======== Information given

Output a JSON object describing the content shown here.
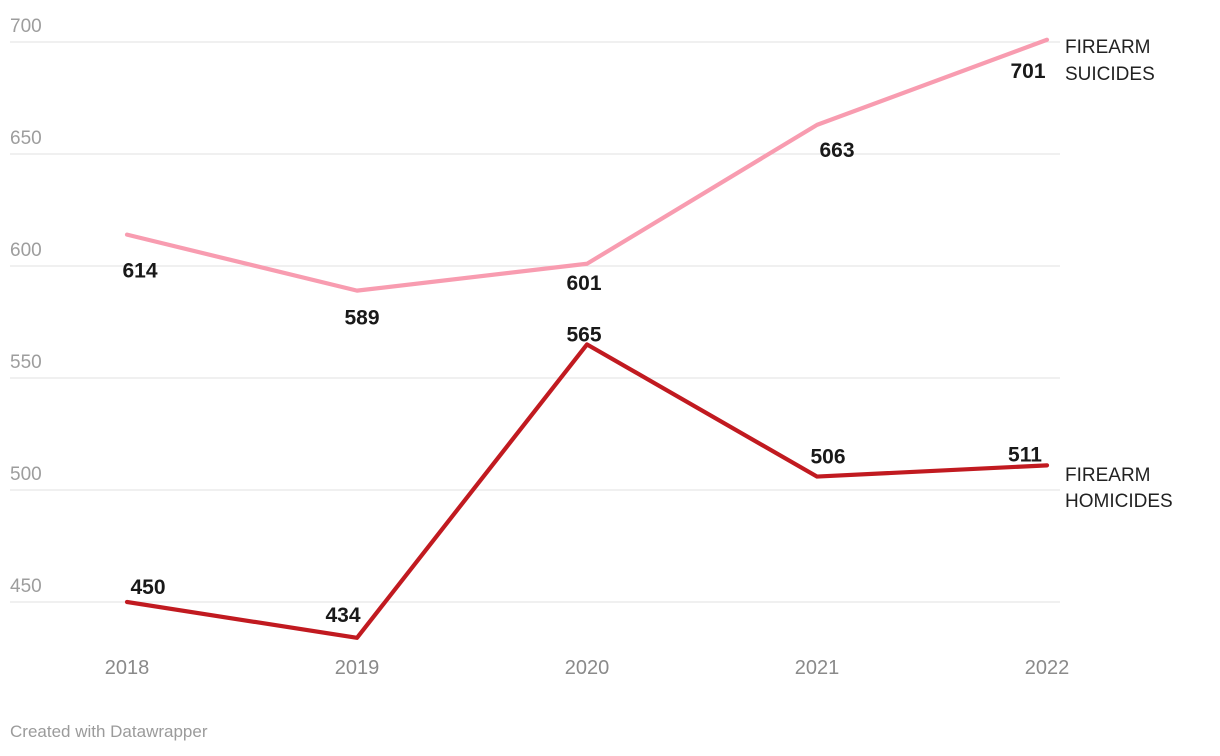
{
  "chart_data": {
    "type": "line",
    "categories": [
      "2018",
      "2019",
      "2020",
      "2021",
      "2022"
    ],
    "series": [
      {
        "name": "FIREARM SUICIDES",
        "values": [
          614,
          589,
          601,
          663,
          701
        ],
        "color": "#f89cb0"
      },
      {
        "name": "FIREARM HOMICIDES",
        "values": [
          450,
          434,
          565,
          506,
          511
        ],
        "color": "#c11a20"
      }
    ],
    "y_ticks": [
      450,
      500,
      550,
      600,
      650,
      700
    ],
    "ylim": [
      430,
      710
    ],
    "grid": "horizontal",
    "legend_position": "right-of-line-ends",
    "value_labels": "shown-at-every-point",
    "title": "",
    "xlabel": "",
    "ylabel": ""
  },
  "colors": {
    "background": "#ffffff",
    "suicides_line": "#f89cb0",
    "homicides_line": "#c11a20",
    "gridline": "#e6e6e6",
    "y_tick_text": "#9d9d9d",
    "x_tick_text": "#8a8a8a",
    "value_label_text": "#191919",
    "legend_text": "#222222",
    "footer_text": "#9b9b9b"
  },
  "footer": {
    "credit": "Created with Datawrapper"
  }
}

================

§ Requirements:
Give an exact copy of the material, leaving out every picture.

§ Answer for this exercise:
Output a JSON object describing the content shown here.
{
  "chart_data": {
    "type": "line",
    "categories": [
      "2018",
      "2019",
      "2020",
      "2021",
      "2022"
    ],
    "series": [
      {
        "name": "FIREARM SUICIDES",
        "values": [
          614,
          589,
          601,
          663,
          701
        ],
        "color": "#f89cb0"
      },
      {
        "name": "FIREARM HOMICIDES",
        "values": [
          450,
          434,
          565,
          506,
          511
        ],
        "color": "#c11a20"
      }
    ],
    "y_ticks": [
      450,
      500,
      550,
      600,
      650,
      700
    ],
    "ylim": [
      430,
      710
    ],
    "grid": "horizontal",
    "legend_position": "right-of-line-ends",
    "value_labels": "shown-at-every-point",
    "title": "",
    "xlabel": "",
    "ylabel": ""
  },
  "colors": {
    "background": "#ffffff",
    "suicides_line": "#f89cb0",
    "homicides_line": "#c11a20",
    "gridline": "#e6e6e6",
    "y_tick_text": "#9d9d9d",
    "x_tick_text": "#8a8a8a",
    "value_label_text": "#191919",
    "legend_text": "#222222",
    "footer_text": "#9b9b9b"
  },
  "footer": {
    "credit": "Created with Datawrapper"
  }
}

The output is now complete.